Records excerpted from a collection >>
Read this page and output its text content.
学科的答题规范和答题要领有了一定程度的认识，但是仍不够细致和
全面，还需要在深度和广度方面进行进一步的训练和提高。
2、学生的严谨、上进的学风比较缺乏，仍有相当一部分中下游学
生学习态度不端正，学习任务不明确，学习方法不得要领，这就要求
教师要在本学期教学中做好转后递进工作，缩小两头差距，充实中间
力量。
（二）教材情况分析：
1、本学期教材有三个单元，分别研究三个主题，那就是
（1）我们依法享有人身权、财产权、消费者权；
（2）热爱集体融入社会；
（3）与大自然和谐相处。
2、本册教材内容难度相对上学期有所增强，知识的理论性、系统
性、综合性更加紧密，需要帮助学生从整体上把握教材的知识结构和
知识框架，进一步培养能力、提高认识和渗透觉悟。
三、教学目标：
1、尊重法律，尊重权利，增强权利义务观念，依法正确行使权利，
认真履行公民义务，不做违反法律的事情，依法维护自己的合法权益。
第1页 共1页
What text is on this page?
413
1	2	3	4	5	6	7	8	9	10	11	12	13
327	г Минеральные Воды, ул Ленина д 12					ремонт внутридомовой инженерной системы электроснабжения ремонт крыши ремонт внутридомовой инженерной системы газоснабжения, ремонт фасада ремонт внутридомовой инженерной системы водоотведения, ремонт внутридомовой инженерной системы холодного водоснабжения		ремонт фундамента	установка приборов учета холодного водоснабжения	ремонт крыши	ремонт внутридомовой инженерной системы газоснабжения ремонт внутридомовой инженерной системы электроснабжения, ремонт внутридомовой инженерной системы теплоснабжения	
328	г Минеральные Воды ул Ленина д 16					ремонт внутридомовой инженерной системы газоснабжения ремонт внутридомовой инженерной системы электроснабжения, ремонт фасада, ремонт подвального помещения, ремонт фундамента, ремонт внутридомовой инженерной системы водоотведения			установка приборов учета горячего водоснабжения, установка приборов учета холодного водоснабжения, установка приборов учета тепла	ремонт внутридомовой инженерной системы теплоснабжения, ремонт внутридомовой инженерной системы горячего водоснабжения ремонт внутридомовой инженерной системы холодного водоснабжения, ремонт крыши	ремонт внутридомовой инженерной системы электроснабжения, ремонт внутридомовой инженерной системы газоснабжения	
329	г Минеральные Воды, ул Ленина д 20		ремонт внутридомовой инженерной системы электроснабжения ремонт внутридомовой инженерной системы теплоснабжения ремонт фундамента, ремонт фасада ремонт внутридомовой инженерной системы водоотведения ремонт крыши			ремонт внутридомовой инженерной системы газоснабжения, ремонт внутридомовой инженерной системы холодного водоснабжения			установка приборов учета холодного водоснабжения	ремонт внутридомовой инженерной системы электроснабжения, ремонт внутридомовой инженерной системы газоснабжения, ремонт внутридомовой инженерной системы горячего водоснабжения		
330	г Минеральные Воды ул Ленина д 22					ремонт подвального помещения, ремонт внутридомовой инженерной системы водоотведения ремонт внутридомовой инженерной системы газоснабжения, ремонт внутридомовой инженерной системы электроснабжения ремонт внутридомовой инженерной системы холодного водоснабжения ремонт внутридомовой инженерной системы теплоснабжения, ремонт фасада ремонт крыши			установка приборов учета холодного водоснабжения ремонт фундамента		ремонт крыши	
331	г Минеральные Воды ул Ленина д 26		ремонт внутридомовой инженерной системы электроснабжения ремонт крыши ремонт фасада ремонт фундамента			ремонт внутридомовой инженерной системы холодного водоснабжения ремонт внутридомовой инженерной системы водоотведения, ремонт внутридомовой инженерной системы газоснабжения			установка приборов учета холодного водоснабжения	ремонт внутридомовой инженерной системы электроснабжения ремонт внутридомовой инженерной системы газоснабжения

Goal >> Give the number of lines containing the word "this". No other answer is needed.

Solution to the exercise >> 2